SHORT EXERCISE:
Return the listing below verbatim. Pictures do not belong in the copy.

DATASET ROWS:
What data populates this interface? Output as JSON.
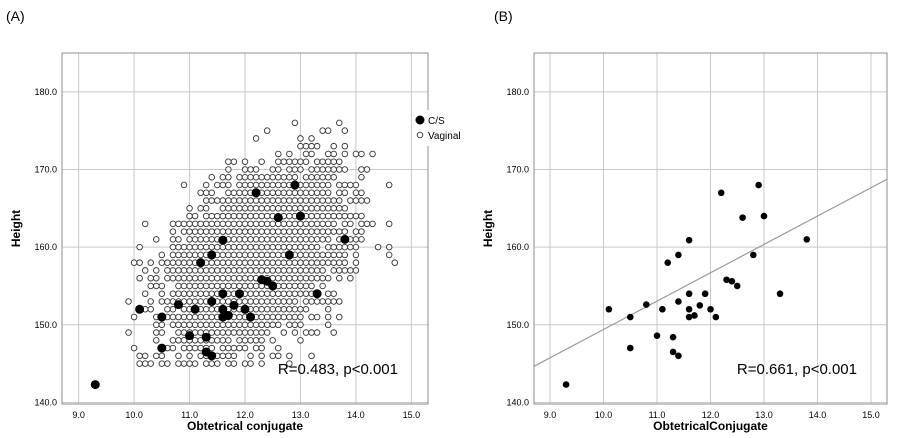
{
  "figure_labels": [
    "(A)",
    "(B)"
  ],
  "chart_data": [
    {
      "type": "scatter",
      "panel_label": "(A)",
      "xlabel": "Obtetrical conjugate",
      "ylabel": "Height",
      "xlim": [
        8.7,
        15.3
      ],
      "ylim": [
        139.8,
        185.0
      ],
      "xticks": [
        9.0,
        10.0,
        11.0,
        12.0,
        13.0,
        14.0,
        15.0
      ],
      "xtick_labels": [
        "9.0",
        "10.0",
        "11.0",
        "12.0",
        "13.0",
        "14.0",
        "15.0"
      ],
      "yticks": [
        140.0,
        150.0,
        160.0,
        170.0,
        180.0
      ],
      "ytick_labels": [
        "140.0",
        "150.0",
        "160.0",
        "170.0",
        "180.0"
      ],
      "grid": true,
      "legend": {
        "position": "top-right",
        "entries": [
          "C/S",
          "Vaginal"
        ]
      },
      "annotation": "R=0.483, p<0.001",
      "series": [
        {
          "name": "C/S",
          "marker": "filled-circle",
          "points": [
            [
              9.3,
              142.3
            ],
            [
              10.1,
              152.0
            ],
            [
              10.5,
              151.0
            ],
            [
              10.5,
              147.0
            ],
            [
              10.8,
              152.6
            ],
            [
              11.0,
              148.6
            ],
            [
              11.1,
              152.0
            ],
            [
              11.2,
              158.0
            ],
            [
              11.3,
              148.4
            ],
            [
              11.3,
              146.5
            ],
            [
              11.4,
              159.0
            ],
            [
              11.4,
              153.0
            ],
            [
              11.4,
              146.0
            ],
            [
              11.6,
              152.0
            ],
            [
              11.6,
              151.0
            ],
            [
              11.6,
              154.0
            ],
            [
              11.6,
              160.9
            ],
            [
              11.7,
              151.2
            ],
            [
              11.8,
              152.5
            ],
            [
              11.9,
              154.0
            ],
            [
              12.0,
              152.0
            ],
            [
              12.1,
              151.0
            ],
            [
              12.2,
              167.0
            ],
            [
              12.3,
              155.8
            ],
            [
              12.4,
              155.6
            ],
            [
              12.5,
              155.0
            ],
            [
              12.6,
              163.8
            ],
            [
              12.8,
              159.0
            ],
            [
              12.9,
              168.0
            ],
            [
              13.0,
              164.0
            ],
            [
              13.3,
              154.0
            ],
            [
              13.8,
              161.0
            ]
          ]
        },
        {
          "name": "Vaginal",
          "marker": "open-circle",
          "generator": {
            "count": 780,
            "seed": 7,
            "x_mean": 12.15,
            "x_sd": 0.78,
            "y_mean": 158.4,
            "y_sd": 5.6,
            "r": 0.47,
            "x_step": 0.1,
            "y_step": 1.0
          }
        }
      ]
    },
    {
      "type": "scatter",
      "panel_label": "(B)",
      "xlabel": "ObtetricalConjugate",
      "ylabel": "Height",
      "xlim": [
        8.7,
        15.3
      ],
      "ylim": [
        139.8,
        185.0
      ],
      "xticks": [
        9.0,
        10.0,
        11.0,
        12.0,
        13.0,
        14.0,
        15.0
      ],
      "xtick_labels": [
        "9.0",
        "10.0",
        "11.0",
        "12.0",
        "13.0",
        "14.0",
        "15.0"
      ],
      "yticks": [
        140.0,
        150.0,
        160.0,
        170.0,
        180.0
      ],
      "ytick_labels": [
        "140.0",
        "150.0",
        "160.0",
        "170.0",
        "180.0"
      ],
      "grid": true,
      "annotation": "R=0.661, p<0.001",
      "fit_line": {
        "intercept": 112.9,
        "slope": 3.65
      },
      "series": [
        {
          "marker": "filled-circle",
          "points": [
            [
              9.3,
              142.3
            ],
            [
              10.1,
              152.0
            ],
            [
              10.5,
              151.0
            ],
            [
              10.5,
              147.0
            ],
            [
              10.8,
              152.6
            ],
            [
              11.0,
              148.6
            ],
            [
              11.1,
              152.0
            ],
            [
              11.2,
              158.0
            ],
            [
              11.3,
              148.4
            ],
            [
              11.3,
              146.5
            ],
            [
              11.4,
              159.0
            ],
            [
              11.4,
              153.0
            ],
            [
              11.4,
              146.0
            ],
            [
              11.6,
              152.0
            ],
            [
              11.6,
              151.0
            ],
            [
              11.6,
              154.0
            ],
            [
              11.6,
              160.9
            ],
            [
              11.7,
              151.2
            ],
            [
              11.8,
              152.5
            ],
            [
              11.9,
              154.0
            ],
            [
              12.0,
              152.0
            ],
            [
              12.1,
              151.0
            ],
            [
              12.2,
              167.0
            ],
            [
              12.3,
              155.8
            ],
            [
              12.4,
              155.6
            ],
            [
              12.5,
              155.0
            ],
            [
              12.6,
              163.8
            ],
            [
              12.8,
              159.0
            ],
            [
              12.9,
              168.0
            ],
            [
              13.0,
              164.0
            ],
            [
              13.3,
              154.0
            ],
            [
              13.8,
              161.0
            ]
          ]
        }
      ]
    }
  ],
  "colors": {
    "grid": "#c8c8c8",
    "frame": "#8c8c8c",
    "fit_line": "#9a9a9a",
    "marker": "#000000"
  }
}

RESULT OF THIS EXERCISE:
What data populates this interface? Output as JSON.
{
  "figure_labels": [
    "(A)",
    "(B)"
  ],
  "chart_data": [
    {
      "type": "scatter",
      "panel_label": "(A)",
      "xlabel": "Obtetrical conjugate",
      "ylabel": "Height",
      "xlim": [
        8.7,
        15.3
      ],
      "ylim": [
        139.8,
        185.0
      ],
      "xticks": [
        9.0,
        10.0,
        11.0,
        12.0,
        13.0,
        14.0,
        15.0
      ],
      "xtick_labels": [
        "9.0",
        "10.0",
        "11.0",
        "12.0",
        "13.0",
        "14.0",
        "15.0"
      ],
      "yticks": [
        140.0,
        150.0,
        160.0,
        170.0,
        180.0
      ],
      "ytick_labels": [
        "140.0",
        "150.0",
        "160.0",
        "170.0",
        "180.0"
      ],
      "grid": true,
      "legend": {
        "position": "top-right",
        "entries": [
          "C/S",
          "Vaginal"
        ]
      },
      "annotation": "R=0.483, p<0.001",
      "series": [
        {
          "name": "C/S",
          "marker": "filled-circle",
          "points": [
            [
              9.3,
              142.3
            ],
            [
              10.1,
              152.0
            ],
            [
              10.5,
              151.0
            ],
            [
              10.5,
              147.0
            ],
            [
              10.8,
              152.6
            ],
            [
              11.0,
              148.6
            ],
            [
              11.1,
              152.0
            ],
            [
              11.2,
              158.0
            ],
            [
              11.3,
              148.4
            ],
            [
              11.3,
              146.5
            ],
            [
              11.4,
              159.0
            ],
            [
              11.4,
              153.0
            ],
            [
              11.4,
              146.0
            ],
            [
              11.6,
              152.0
            ],
            [
              11.6,
              151.0
            ],
            [
              11.6,
              154.0
            ],
            [
              11.6,
              160.9
            ],
            [
              11.7,
              151.2
            ],
            [
              11.8,
              152.5
            ],
            [
              11.9,
              154.0
            ],
            [
              12.0,
              152.0
            ],
            [
              12.1,
              151.0
            ],
            [
              12.2,
              167.0
            ],
            [
              12.3,
              155.8
            ],
            [
              12.4,
              155.6
            ],
            [
              12.5,
              155.0
            ],
            [
              12.6,
              163.8
            ],
            [
              12.8,
              159.0
            ],
            [
              12.9,
              168.0
            ],
            [
              13.0,
              164.0
            ],
            [
              13.3,
              154.0
            ],
            [
              13.8,
              161.0
            ]
          ]
        },
        {
          "name": "Vaginal",
          "marker": "open-circle",
          "generator": {
            "count": 780,
            "seed": 7,
            "x_mean": 12.15,
            "x_sd": 0.78,
            "y_mean": 158.4,
            "y_sd": 5.6,
            "r": 0.47,
            "x_step": 0.1,
            "y_step": 1.0
          }
        }
      ]
    },
    {
      "type": "scatter",
      "panel_label": "(B)",
      "xlabel": "ObtetricalConjugate",
      "ylabel": "Height",
      "xlim": [
        8.7,
        15.3
      ],
      "ylim": [
        139.8,
        185.0
      ],
      "xticks": [
        9.0,
        10.0,
        11.0,
        12.0,
        13.0,
        14.0,
        15.0
      ],
      "xtick_labels": [
        "9.0",
        "10.0",
        "11.0",
        "12.0",
        "13.0",
        "14.0",
        "15.0"
      ],
      "yticks": [
        140.0,
        150.0,
        160.0,
        170.0,
        180.0
      ],
      "ytick_labels": [
        "140.0",
        "150.0",
        "160.0",
        "170.0",
        "180.0"
      ],
      "grid": true,
      "annotation": "R=0.661, p<0.001",
      "fit_line": {
        "intercept": 112.9,
        "slope": 3.65
      },
      "series": [
        {
          "marker": "filled-circle",
          "points": [
            [
              9.3,
              142.3
            ],
            [
              10.1,
              152.0
            ],
            [
              10.5,
              151.0
            ],
            [
              10.5,
              147.0
            ],
            [
              10.8,
              152.6
            ],
            [
              11.0,
              148.6
            ],
            [
              11.1,
              152.0
            ],
            [
              11.2,
              158.0
            ],
            [
              11.3,
              148.4
            ],
            [
              11.3,
              146.5
            ],
            [
              11.4,
              159.0
            ],
            [
              11.4,
              153.0
            ],
            [
              11.4,
              146.0
            ],
            [
              11.6,
              152.0
            ],
            [
              11.6,
              151.0
            ],
            [
              11.6,
              154.0
            ],
            [
              11.6,
              160.9
            ],
            [
              11.7,
              151.2
            ],
            [
              11.8,
              152.5
            ],
            [
              11.9,
              154.0
            ],
            [
              12.0,
              152.0
            ],
            [
              12.1,
              151.0
            ],
            [
              12.2,
              167.0
            ],
            [
              12.3,
              155.8
            ],
            [
              12.4,
              155.6
            ],
            [
              12.5,
              155.0
            ],
            [
              12.6,
              163.8
            ],
            [
              12.8,
              159.0
            ],
            [
              12.9,
              168.0
            ],
            [
              13.0,
              164.0
            ],
            [
              13.3,
              154.0
            ],
            [
              13.8,
              161.0
            ]
          ]
        }
      ]
    }
  ],
  "colors": {
    "grid": "#c8c8c8",
    "frame": "#8c8c8c",
    "fit_line": "#9a9a9a",
    "marker": "#000000"
  }
}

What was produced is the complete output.